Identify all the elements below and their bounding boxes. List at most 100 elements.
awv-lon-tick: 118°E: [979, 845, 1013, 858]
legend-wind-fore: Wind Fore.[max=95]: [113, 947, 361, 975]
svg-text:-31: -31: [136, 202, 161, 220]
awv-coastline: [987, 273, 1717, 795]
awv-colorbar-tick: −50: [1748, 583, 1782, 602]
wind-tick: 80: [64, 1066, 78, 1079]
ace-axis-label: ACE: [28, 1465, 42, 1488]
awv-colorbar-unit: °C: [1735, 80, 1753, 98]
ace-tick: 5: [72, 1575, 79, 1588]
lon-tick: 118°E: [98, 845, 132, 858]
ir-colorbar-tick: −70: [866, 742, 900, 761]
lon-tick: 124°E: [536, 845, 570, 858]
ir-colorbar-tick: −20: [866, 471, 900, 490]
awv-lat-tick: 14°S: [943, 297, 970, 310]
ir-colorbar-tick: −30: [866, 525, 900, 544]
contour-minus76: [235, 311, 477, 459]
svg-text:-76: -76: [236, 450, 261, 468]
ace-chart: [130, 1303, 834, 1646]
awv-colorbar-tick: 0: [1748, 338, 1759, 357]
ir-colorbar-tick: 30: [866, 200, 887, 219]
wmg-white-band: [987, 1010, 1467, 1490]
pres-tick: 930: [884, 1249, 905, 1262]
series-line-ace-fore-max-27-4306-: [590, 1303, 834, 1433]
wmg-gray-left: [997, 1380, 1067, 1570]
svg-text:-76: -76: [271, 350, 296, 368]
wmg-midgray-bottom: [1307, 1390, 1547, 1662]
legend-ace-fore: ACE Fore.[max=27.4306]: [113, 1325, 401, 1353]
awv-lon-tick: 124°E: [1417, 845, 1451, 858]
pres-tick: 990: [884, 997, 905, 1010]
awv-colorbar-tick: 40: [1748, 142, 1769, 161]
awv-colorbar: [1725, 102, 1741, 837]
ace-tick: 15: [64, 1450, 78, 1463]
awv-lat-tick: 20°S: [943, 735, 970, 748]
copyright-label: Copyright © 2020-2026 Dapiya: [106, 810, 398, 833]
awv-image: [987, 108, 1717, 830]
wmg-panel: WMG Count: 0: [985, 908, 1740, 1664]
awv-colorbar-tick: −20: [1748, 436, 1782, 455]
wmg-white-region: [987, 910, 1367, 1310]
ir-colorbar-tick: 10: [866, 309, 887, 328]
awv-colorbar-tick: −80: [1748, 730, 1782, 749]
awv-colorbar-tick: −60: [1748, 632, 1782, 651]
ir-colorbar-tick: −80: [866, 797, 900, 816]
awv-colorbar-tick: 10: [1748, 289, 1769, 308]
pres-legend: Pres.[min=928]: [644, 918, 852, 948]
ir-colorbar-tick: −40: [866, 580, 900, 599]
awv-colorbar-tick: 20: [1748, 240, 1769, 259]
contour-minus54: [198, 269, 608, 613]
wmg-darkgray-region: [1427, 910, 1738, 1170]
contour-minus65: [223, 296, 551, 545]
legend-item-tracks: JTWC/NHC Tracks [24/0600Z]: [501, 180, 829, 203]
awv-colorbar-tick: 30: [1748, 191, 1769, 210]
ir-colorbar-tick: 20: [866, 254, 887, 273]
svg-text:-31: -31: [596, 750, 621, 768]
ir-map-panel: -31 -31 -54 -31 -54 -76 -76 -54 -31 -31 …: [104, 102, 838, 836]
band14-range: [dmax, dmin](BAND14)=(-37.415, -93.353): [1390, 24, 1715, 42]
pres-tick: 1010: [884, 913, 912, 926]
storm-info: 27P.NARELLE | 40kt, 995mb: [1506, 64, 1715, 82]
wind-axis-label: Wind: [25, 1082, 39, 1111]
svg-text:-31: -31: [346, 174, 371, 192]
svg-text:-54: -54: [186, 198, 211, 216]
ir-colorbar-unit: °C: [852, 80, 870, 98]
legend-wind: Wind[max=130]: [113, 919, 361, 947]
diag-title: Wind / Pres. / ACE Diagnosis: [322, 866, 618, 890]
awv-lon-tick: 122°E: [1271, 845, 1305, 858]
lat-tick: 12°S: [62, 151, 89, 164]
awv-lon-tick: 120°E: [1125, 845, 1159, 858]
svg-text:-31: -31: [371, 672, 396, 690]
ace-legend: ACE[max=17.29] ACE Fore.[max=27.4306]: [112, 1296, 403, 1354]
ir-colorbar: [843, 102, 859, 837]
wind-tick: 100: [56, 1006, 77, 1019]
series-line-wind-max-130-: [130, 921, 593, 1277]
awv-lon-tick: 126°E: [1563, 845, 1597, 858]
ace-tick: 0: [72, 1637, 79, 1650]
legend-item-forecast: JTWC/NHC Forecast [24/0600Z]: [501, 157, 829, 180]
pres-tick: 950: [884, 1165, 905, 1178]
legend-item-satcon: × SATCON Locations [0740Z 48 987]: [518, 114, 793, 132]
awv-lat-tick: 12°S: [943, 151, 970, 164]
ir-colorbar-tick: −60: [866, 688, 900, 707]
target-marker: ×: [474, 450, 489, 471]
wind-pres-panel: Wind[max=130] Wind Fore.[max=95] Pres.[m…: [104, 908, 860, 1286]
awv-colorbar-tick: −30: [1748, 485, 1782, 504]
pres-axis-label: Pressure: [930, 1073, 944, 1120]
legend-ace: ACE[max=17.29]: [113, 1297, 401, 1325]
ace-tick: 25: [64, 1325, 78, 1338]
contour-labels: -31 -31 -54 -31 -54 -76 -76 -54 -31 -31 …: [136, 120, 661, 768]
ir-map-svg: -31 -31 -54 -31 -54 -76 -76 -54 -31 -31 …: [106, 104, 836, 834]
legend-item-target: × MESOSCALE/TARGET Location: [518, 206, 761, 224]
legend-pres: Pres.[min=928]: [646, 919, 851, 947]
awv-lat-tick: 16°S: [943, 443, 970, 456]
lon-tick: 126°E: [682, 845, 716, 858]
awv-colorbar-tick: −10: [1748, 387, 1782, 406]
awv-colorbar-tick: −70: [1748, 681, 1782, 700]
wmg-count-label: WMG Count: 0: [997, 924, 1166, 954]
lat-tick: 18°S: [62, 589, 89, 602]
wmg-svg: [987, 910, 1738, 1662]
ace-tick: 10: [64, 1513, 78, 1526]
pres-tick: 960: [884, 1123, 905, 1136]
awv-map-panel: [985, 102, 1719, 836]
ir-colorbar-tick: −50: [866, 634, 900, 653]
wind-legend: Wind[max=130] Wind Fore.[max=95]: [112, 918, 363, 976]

#####

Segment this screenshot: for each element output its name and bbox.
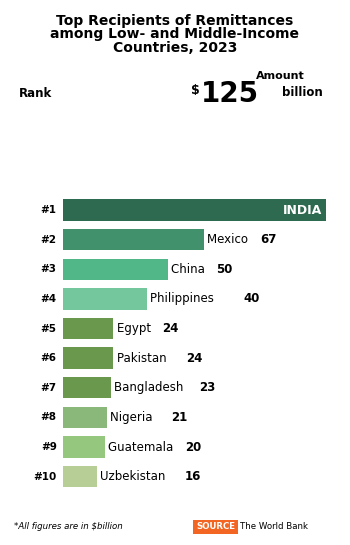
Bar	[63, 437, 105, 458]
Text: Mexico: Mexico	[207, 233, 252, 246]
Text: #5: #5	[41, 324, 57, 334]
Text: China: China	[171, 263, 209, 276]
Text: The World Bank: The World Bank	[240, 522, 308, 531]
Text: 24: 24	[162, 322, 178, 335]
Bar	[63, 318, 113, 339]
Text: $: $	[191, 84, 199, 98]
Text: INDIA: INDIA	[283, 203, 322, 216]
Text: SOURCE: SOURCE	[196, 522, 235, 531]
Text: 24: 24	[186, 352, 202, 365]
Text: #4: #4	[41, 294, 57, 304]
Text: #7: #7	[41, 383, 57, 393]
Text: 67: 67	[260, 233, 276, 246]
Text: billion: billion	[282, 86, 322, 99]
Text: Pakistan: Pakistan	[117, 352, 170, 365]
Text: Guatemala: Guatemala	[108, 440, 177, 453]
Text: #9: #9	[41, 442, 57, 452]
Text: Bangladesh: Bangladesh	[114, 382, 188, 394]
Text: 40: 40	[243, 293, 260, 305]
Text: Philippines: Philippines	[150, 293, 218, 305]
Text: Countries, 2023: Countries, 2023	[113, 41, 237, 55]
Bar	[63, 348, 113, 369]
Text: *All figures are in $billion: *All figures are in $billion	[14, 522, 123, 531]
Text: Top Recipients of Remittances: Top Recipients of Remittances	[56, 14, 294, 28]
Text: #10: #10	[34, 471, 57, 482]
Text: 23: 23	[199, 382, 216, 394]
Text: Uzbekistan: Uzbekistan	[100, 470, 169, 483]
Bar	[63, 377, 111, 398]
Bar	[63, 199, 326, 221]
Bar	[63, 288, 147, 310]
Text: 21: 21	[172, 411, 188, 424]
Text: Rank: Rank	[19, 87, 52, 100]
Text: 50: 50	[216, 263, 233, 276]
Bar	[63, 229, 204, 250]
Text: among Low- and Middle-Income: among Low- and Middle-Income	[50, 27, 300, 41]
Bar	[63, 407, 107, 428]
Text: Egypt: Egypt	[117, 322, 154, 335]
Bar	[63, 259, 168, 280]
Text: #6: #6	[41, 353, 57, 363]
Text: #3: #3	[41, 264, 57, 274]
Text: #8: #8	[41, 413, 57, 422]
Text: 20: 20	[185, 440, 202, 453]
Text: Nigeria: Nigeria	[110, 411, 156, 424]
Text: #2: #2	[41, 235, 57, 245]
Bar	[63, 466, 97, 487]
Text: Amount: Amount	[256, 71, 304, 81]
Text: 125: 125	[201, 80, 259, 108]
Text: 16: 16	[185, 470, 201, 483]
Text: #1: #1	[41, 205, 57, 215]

#####

EXERCISE
Print the entries from the line with "437, 105, 458]" through the line with "522, 235, 531]", both included, with each line reproduced unchanged.

THE RESULT
Bar	[63, 437, 105, 458]
Text: Mexico: Mexico	[207, 233, 252, 246]
Text: #5: #5	[41, 324, 57, 334]
Text: China: China	[171, 263, 209, 276]
Text: The World Bank: The World Bank	[240, 522, 308, 531]
Text: 24: 24	[162, 322, 178, 335]
Bar	[63, 318, 113, 339]
Text: $: $	[191, 84, 199, 98]
Text: INDIA: INDIA	[283, 203, 322, 216]
Text: SOURCE: SOURCE	[196, 522, 235, 531]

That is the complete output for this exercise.